→ Data in this exercise:
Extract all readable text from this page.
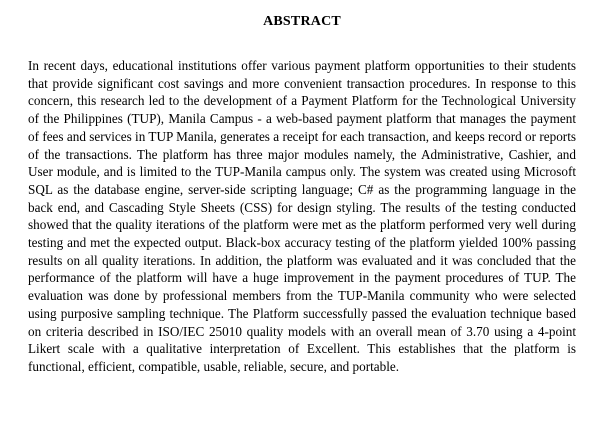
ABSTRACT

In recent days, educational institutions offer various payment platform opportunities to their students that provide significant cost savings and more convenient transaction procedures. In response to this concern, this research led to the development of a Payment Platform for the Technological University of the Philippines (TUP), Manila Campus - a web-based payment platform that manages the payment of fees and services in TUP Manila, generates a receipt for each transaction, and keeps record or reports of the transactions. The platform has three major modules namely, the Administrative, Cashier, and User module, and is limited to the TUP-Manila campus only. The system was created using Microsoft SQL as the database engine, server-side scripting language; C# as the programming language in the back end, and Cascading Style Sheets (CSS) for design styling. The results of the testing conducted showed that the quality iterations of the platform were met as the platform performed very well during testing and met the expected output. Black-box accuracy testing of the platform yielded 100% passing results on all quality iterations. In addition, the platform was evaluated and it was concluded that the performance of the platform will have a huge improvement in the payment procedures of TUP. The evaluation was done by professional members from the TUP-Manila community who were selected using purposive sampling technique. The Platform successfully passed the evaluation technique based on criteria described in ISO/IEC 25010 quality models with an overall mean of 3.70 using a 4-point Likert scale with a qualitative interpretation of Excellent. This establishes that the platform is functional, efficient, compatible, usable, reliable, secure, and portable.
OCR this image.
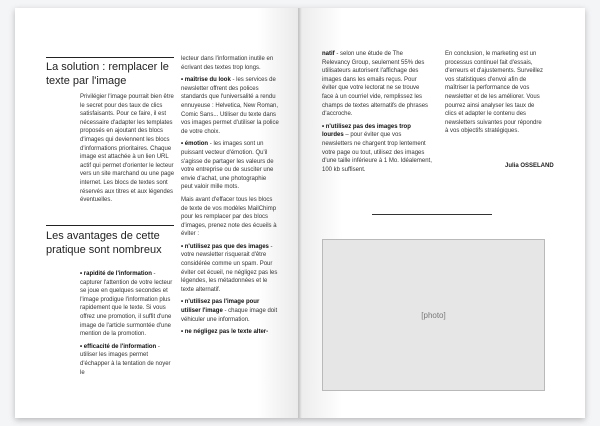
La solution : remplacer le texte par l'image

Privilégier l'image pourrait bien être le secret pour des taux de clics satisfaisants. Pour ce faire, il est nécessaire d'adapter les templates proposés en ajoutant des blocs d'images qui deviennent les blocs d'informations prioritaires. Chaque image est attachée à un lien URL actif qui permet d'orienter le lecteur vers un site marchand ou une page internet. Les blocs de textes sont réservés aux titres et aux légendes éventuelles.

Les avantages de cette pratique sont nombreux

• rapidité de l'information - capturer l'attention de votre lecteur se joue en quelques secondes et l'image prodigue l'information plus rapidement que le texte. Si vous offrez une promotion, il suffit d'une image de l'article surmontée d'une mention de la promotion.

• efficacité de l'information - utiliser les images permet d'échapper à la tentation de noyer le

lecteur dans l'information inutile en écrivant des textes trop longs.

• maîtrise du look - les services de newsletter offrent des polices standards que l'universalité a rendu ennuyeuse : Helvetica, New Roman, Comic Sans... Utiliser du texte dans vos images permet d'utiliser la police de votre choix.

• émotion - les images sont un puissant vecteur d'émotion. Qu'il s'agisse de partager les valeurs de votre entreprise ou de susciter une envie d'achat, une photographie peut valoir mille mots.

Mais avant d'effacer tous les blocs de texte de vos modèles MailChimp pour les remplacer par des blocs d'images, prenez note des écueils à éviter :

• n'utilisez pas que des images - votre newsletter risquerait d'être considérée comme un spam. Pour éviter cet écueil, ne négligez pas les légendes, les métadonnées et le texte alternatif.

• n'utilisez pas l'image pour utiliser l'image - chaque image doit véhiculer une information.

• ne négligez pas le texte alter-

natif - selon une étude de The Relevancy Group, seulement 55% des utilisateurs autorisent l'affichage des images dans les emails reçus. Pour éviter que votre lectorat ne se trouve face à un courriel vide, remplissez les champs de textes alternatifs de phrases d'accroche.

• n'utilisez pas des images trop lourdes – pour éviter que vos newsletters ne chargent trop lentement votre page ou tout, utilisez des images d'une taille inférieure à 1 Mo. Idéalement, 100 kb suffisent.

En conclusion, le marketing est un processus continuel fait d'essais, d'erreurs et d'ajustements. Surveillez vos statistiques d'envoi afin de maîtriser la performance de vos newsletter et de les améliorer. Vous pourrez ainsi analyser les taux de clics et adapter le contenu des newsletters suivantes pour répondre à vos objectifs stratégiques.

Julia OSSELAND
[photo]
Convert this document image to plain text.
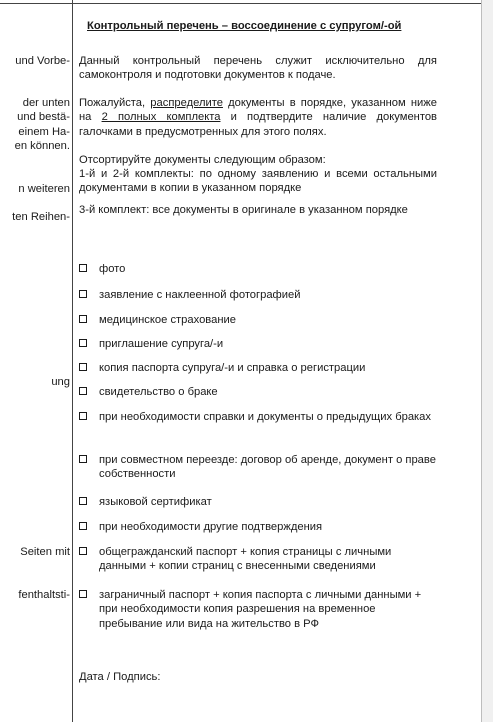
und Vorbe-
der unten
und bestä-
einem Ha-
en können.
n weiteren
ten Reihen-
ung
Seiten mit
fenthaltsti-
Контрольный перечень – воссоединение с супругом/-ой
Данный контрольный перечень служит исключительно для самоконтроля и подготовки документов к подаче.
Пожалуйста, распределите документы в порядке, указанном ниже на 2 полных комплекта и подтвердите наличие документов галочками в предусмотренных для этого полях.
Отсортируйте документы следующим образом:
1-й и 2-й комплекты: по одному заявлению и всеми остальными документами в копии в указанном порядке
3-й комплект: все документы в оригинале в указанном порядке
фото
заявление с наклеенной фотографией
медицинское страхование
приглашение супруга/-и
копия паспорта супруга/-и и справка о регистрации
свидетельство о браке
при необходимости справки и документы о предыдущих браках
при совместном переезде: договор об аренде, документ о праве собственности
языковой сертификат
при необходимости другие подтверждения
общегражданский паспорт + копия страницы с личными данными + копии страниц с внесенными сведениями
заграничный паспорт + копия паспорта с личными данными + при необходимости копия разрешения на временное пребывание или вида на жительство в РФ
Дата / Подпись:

→ Description of the task:
Lines containing "супруга" are to be counted. State the total and add nothing.

→ The solution:
2